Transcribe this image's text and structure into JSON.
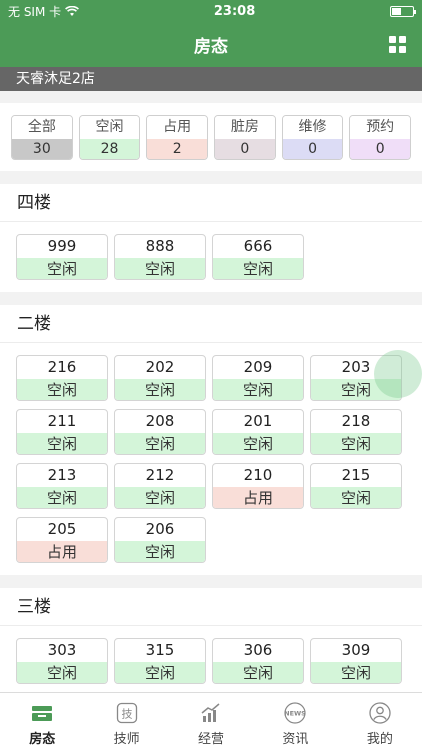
{
  "status_bar": {
    "carrier": "无 SIM 卡",
    "time": "23:08"
  },
  "nav": {
    "title": "房态"
  },
  "store_name": "天睿沐足2店",
  "filters": [
    {
      "label": "全部",
      "count": "30",
      "color": "#c8c8c8"
    },
    {
      "label": "空闲",
      "count": "28",
      "color": "#d4f5d9"
    },
    {
      "label": "占用",
      "count": "2",
      "color": "#f9ded8"
    },
    {
      "label": "脏房",
      "count": "0",
      "color": "#e6dde2"
    },
    {
      "label": "维修",
      "count": "0",
      "color": "#dcdcf5"
    },
    {
      "label": "预约",
      "count": "0",
      "color": "#f0def8"
    }
  ],
  "floors": [
    {
      "name": "四楼",
      "rooms": [
        {
          "number": "999",
          "status": "空闲"
        },
        {
          "number": "888",
          "status": "空闲"
        },
        {
          "number": "666",
          "status": "空闲"
        }
      ]
    },
    {
      "name": "二楼",
      "rooms": [
        {
          "number": "216",
          "status": "空闲"
        },
        {
          "number": "202",
          "status": "空闲"
        },
        {
          "number": "209",
          "status": "空闲"
        },
        {
          "number": "203",
          "status": "空闲"
        },
        {
          "number": "211",
          "status": "空闲"
        },
        {
          "number": "208",
          "status": "空闲"
        },
        {
          "number": "201",
          "status": "空闲"
        },
        {
          "number": "218",
          "status": "空闲"
        },
        {
          "number": "213",
          "status": "空闲"
        },
        {
          "number": "212",
          "status": "空闲"
        },
        {
          "number": "210",
          "status": "占用"
        },
        {
          "number": "215",
          "status": "空闲"
        },
        {
          "number": "205",
          "status": "占用"
        },
        {
          "number": "206",
          "status": "空闲"
        }
      ]
    },
    {
      "name": "三楼",
      "rooms": [
        {
          "number": "303",
          "status": "空闲"
        },
        {
          "number": "315",
          "status": "空闲"
        },
        {
          "number": "306",
          "status": "空闲"
        },
        {
          "number": "309",
          "status": "空闲"
        },
        {
          "number": "",
          "status": ""
        },
        {
          "number": "",
          "status": ""
        },
        {
          "number": "",
          "status": ""
        },
        {
          "number": "",
          "status": ""
        }
      ]
    }
  ],
  "tabs": [
    {
      "label": "房态",
      "icon": "room-icon",
      "active": true
    },
    {
      "label": "技师",
      "icon": "technician-icon",
      "active": false
    },
    {
      "label": "经营",
      "icon": "business-chart-icon",
      "active": false
    },
    {
      "label": "资讯",
      "icon": "news-icon",
      "active": false
    },
    {
      "label": "我的",
      "icon": "profile-icon",
      "active": false
    }
  ],
  "colors": {
    "brand": "#4c9b57",
    "free": "#d4f5d9",
    "busy": "#f9ded8"
  }
}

Problem details: Collect each line above holding the string "label".

Final answer:
      "label": "全部",
      "label": "空闲",
      "label": "占用",
      "label": "脏房",
      "label": "维修",
      "label": "预约",
      "label": "房态",
      "label": "技师",
      "label": "经营",
      "label": "资讯",
      "label": "我的",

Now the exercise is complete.